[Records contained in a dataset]
## begin
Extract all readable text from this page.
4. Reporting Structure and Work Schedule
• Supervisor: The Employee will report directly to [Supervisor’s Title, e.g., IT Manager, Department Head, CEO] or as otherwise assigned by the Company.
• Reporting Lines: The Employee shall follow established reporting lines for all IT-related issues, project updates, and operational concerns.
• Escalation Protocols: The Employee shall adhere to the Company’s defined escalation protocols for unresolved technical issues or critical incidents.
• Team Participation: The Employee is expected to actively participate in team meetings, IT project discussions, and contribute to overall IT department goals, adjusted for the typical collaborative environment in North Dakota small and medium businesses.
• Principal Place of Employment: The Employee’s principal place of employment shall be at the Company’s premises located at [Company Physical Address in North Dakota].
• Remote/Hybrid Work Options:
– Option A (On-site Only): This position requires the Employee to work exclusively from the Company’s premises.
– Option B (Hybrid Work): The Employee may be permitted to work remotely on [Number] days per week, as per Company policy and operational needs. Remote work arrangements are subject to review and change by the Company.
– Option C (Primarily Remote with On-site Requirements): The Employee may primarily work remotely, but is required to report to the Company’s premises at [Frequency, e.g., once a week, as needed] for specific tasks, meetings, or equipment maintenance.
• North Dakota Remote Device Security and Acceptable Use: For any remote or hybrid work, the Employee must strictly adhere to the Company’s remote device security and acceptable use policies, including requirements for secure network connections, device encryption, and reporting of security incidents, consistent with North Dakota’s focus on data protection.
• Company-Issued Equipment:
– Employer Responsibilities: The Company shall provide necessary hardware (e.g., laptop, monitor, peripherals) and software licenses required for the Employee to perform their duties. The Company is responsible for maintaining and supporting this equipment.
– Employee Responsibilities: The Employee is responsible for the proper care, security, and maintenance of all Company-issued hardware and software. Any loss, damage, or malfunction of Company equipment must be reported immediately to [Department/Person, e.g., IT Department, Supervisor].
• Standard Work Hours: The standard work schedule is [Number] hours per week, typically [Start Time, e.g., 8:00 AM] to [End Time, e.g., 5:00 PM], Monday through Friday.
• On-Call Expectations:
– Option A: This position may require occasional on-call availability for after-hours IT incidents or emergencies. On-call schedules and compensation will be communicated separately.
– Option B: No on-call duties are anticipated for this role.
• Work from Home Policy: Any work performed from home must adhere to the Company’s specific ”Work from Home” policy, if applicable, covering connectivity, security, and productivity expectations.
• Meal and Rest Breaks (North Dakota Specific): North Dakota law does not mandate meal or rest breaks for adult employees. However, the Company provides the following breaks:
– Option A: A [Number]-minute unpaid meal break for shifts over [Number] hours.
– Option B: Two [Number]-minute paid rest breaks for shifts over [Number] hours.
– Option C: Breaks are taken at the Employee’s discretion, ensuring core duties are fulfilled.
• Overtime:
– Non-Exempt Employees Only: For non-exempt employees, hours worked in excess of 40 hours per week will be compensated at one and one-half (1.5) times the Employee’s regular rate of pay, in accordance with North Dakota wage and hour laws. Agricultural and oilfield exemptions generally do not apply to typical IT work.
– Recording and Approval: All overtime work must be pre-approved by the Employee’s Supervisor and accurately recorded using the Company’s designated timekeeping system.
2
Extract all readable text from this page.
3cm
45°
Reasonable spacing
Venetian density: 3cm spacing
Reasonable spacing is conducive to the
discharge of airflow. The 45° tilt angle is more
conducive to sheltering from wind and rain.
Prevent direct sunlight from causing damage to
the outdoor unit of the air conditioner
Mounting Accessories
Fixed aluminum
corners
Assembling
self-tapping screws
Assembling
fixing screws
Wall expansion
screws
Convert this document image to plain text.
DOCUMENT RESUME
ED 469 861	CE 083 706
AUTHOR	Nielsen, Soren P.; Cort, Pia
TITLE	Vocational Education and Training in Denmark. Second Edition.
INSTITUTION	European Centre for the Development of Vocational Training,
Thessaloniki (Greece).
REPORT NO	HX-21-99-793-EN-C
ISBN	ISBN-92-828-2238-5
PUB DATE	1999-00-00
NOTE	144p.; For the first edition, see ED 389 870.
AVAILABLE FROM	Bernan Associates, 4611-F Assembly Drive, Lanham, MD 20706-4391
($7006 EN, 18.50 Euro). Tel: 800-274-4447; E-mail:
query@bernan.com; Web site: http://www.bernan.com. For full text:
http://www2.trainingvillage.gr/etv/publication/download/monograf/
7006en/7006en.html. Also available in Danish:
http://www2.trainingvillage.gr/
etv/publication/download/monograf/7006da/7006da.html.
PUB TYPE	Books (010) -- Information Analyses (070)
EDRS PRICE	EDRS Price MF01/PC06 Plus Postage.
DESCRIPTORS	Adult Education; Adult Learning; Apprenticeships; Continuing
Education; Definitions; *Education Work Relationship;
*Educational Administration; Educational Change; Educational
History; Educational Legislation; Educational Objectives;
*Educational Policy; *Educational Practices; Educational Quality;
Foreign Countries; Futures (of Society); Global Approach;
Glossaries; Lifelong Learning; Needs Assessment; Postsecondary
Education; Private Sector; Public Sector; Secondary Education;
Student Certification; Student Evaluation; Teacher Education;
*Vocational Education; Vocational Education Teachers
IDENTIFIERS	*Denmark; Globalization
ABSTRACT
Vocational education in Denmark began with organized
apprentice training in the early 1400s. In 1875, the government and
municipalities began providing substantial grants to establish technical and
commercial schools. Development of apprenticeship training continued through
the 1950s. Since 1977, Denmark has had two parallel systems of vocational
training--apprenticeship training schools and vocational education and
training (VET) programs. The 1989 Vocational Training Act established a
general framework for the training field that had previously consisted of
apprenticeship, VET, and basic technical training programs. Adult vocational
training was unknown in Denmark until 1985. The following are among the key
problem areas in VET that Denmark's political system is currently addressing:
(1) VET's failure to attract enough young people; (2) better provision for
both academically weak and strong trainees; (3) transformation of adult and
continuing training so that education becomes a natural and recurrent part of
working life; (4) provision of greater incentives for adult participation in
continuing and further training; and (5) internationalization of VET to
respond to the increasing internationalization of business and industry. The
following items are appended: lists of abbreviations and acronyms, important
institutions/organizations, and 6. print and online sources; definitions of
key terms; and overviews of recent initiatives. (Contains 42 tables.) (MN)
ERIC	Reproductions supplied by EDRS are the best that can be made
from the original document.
## end
◆ **Exercise task**: Go through the records and copy each line with "monograf" in it.

◆ **Exercise output**:
http://www2.trainingvillage.gr/etv/publication/download/monograf/
etv/publication/download/monograf/7006da/7006da.html.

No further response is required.